Instructions for the task: A single number is the answer here: how many lines of the entries contain "διαδικασία"?

★ ★ ★ ★ ★ ★ ★

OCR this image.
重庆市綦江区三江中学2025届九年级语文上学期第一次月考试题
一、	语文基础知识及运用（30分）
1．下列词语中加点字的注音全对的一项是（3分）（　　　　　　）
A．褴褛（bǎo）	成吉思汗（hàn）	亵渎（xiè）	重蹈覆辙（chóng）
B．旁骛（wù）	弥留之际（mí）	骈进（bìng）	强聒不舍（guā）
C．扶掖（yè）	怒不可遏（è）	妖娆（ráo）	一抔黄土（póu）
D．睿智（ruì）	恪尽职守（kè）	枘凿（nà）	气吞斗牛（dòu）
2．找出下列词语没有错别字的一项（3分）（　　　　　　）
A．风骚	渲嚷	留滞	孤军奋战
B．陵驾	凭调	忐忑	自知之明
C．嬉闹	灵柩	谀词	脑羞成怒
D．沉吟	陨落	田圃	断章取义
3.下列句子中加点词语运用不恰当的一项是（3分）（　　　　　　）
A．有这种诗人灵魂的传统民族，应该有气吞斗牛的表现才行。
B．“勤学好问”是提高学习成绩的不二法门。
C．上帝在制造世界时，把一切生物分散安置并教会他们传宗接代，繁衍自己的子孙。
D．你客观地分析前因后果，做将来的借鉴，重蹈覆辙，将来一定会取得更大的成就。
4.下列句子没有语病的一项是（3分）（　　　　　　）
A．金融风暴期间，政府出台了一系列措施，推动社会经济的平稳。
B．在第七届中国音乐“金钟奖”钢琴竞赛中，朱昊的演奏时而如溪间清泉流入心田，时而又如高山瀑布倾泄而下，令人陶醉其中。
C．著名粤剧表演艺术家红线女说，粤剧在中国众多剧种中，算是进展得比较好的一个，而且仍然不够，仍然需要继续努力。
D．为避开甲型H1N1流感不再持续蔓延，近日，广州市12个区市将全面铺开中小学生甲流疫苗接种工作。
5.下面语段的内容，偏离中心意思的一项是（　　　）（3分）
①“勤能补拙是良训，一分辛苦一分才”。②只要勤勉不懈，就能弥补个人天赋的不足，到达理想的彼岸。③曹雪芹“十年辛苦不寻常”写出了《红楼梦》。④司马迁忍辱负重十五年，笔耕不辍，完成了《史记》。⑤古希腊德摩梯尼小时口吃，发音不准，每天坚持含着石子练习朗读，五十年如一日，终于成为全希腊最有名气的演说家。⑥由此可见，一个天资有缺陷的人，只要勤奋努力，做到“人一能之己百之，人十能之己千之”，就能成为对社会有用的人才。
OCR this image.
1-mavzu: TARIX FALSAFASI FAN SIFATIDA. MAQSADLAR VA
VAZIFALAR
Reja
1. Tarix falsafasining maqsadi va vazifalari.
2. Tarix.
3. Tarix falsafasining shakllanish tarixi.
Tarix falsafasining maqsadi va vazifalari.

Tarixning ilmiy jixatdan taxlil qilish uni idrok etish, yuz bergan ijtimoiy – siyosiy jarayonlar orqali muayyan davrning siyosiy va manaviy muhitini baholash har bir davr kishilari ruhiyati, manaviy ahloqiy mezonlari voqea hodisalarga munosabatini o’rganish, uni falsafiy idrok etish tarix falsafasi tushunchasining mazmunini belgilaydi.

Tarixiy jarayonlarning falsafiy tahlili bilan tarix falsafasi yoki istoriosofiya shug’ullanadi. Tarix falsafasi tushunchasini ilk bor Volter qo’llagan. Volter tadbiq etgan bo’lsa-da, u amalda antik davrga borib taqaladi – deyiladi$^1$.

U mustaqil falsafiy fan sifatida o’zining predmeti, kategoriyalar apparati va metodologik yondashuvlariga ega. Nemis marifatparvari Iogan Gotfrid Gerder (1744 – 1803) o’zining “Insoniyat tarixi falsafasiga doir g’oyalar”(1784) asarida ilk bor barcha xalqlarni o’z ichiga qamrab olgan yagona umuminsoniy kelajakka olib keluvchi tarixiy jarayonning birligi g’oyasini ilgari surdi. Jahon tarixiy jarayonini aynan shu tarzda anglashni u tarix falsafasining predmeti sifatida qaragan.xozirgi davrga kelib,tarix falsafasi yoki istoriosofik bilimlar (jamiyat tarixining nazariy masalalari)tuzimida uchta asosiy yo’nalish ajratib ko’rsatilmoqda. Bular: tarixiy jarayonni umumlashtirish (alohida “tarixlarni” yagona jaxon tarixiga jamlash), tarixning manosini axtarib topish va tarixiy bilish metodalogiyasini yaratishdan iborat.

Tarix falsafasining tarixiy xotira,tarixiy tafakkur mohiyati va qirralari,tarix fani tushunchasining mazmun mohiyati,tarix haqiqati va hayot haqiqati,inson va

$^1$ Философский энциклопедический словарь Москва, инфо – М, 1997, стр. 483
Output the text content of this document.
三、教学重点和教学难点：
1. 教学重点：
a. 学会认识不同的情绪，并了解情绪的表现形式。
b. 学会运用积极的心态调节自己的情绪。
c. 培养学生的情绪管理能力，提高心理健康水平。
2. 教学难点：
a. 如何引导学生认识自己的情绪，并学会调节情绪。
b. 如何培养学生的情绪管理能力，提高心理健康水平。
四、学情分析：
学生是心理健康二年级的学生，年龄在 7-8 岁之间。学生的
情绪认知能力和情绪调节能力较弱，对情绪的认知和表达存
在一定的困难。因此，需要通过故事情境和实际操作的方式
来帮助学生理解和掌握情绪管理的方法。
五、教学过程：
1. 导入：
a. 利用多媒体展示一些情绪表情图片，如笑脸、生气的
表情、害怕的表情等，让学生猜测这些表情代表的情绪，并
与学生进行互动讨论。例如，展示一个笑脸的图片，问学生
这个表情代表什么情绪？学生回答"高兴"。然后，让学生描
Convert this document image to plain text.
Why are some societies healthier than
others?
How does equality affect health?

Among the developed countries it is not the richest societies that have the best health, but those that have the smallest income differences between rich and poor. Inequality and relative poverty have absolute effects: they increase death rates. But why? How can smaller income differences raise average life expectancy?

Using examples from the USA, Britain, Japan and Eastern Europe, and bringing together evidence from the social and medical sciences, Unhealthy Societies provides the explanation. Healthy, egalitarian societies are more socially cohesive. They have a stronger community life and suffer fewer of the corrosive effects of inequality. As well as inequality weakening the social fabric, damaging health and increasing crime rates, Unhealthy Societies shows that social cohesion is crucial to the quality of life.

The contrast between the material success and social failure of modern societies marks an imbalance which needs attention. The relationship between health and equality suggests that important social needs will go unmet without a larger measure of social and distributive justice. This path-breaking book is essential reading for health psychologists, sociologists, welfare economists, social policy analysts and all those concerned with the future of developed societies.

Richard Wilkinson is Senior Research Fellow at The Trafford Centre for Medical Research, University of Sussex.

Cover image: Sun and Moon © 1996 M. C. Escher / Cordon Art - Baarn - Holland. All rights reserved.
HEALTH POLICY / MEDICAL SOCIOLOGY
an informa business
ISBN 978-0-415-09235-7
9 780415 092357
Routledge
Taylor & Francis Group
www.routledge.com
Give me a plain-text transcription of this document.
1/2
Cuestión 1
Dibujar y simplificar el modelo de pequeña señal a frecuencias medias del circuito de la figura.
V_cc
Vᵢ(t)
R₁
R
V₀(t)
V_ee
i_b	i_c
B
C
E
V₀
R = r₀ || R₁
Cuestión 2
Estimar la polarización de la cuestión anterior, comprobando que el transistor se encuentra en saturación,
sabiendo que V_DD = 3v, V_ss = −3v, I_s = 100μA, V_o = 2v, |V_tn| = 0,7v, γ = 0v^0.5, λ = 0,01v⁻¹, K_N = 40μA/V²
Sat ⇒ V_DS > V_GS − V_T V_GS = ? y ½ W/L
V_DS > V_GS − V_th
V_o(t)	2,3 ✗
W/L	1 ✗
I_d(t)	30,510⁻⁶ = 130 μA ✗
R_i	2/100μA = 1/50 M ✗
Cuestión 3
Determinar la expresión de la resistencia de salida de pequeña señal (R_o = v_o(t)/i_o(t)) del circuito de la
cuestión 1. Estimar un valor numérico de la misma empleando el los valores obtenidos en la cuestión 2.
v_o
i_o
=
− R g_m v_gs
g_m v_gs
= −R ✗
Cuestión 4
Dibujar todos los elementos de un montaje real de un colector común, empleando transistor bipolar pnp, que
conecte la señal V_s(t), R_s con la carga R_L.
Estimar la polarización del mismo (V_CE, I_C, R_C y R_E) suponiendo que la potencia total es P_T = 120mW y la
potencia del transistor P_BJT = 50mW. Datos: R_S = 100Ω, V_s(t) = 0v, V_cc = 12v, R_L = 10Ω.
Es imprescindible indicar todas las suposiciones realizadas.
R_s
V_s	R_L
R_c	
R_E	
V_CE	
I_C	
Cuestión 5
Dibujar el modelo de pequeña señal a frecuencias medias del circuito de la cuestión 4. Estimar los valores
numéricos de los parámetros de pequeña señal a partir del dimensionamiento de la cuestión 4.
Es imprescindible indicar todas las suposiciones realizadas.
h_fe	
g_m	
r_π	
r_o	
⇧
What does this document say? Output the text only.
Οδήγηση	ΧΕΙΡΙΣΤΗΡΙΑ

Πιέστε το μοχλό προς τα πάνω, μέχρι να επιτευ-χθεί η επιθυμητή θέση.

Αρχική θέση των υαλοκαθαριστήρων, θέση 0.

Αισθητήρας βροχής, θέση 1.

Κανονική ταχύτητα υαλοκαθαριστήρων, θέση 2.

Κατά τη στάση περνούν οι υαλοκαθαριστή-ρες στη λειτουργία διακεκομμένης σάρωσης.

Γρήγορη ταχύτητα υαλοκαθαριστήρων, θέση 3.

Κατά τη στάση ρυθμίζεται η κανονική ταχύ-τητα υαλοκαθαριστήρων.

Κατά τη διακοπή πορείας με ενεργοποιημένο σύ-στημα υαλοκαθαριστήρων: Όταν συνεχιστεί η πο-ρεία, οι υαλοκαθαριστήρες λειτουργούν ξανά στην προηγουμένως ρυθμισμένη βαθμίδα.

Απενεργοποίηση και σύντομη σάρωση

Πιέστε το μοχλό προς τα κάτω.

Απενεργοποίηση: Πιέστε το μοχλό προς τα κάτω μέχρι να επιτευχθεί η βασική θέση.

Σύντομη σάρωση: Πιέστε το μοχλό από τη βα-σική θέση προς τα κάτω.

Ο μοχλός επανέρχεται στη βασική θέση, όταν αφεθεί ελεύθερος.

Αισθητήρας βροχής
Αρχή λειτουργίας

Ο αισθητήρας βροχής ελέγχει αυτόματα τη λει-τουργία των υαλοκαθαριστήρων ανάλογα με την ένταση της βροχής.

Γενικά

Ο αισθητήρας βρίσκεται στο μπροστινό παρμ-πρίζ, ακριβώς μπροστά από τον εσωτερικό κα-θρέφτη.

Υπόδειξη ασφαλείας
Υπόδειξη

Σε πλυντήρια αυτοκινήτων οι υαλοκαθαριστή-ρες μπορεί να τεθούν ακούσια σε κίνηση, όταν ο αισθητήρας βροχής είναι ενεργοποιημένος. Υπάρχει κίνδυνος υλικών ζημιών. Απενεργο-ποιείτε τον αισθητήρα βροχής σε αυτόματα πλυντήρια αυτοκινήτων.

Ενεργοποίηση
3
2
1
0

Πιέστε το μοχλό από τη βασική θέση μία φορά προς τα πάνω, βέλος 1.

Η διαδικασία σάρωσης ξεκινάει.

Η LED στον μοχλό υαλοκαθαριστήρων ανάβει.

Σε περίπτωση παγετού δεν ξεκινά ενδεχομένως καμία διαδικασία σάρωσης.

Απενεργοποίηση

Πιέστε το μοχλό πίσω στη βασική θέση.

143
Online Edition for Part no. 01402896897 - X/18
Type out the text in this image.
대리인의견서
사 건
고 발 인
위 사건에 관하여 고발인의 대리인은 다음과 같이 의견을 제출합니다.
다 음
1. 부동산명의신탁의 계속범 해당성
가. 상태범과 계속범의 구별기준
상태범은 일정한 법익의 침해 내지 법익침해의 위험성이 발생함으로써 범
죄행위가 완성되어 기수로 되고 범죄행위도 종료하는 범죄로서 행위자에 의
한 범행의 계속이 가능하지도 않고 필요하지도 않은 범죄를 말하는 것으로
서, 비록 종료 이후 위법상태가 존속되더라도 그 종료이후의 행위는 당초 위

★ ★ ★ ★ ★ ★ ★

Solved exercise: 2